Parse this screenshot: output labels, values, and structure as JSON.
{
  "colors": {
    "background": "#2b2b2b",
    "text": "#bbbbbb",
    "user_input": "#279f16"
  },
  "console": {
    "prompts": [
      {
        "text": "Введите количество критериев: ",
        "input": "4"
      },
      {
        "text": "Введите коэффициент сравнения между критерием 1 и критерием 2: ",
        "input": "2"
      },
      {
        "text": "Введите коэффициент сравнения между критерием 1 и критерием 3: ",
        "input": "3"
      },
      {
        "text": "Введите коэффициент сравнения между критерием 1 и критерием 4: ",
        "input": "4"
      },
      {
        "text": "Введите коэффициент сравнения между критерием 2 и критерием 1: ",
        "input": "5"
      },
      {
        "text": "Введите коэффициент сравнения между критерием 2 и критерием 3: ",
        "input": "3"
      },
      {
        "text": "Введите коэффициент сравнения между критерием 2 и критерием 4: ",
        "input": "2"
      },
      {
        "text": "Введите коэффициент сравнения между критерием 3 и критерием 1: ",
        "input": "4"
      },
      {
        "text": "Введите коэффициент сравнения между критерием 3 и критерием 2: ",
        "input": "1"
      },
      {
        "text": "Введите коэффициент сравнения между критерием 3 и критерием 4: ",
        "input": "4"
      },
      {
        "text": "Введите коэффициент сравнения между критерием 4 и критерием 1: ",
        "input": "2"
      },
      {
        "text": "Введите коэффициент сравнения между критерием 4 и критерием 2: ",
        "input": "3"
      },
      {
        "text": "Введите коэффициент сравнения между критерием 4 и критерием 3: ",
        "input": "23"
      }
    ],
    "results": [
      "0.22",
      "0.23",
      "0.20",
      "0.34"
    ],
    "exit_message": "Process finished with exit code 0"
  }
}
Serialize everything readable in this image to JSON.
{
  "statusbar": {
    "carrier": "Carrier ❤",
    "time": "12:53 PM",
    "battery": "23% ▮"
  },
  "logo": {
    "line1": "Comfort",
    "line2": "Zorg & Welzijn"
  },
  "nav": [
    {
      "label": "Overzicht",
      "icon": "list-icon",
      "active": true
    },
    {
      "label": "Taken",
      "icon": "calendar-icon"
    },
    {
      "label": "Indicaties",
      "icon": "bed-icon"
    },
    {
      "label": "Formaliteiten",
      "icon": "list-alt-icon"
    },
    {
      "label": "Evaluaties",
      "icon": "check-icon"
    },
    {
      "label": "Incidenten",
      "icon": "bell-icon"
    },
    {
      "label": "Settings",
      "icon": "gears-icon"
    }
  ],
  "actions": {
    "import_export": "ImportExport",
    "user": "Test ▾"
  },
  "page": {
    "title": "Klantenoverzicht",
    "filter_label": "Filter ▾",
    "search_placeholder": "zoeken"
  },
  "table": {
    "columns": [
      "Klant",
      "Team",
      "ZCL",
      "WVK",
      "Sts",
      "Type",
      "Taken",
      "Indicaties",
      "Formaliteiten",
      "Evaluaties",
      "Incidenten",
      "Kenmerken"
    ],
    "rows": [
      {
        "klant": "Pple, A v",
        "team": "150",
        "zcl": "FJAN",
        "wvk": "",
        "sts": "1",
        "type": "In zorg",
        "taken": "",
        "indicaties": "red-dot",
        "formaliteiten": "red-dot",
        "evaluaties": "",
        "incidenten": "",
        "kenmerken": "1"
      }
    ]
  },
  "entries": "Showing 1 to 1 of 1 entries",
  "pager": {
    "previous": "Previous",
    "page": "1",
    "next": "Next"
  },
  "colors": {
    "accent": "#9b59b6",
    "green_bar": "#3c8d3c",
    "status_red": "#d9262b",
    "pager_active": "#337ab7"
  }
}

******************************

▶ [WHAT YOU NEED TO DO]: Of the lines above, copy each that contains "icon".

▶ [ANSWER TO THE EXERCISE]:
      "icon": "list-icon",
      "icon": "calendar-icon"
      "icon": "bed-icon"
      "icon": "list-alt-icon"
      "icon": "check-icon"
      "icon": "bell-icon"
      "icon": "gears-icon"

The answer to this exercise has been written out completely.